■ What this task involves
All of the material below is to be restated word for word, apart from the pictures.

■ Records
Start
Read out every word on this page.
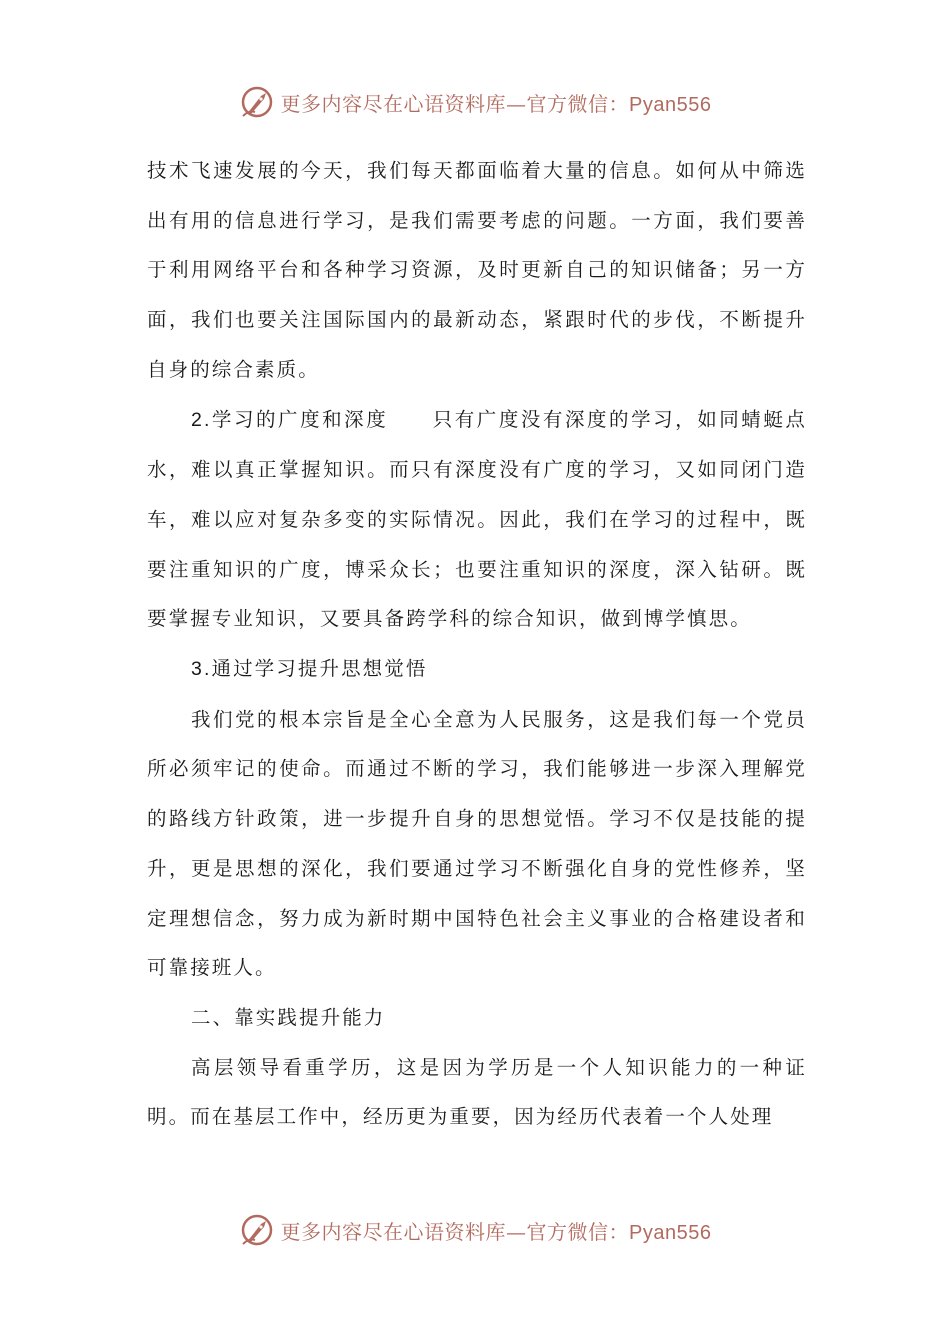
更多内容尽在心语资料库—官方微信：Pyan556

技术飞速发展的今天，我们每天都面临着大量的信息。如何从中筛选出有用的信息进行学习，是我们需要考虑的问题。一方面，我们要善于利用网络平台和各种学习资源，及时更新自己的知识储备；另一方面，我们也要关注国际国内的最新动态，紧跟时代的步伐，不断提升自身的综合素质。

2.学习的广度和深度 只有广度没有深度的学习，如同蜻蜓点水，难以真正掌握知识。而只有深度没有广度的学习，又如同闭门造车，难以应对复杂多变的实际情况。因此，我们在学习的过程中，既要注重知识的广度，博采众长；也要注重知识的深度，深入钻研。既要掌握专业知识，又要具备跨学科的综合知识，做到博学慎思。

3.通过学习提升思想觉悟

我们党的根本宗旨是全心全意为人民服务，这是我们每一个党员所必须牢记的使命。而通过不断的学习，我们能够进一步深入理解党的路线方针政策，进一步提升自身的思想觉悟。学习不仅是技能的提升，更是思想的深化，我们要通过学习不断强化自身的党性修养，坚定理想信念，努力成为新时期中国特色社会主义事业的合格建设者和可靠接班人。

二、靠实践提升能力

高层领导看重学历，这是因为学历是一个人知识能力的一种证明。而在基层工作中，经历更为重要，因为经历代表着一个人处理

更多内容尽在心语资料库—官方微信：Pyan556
End
■ Full output
Read out every word on this page.
更多内容尽在心语资料库—官方微信：Pyan556

技术飞速发展的今天，我们每天都面临着大量的信息。如何从中筛选出有用的信息进行学习，是我们需要考虑的问题。一方面，我们要善于利用网络平台和各种学习资源，及时更新自己的知识储备；另一方面，我们也要关注国际国内的最新动态，紧跟时代的步伐，不断提升自身的综合素质。

2.学习的广度和深度 只有广度没有深度的学习，如同蜻蜓点水，难以真正掌握知识。而只有深度没有广度的学习，又如同闭门造车，难以应对复杂多变的实际情况。因此，我们在学习的过程中，既要注重知识的广度，博采众长；也要注重知识的深度，深入钻研。既要掌握专业知识，又要具备跨学科的综合知识，做到博学慎思。

3.通过学习提升思想觉悟

我们党的根本宗旨是全心全意为人民服务，这是我们每一个党员所必须牢记的使命。而通过不断的学习，我们能够进一步深入理解党的路线方针政策，进一步提升自身的思想觉悟。学习不仅是技能的提升，更是思想的深化，我们要通过学习不断强化自身的党性修养，坚定理想信念，努力成为新时期中国特色社会主义事业的合格建设者和可靠接班人。

二、靠实践提升能力

高层领导看重学历，这是因为学历是一个人知识能力的一种证明。而在基层工作中，经历更为重要，因为经历代表着一个人处理

更多内容尽在心语资料库—官方微信：Pyan556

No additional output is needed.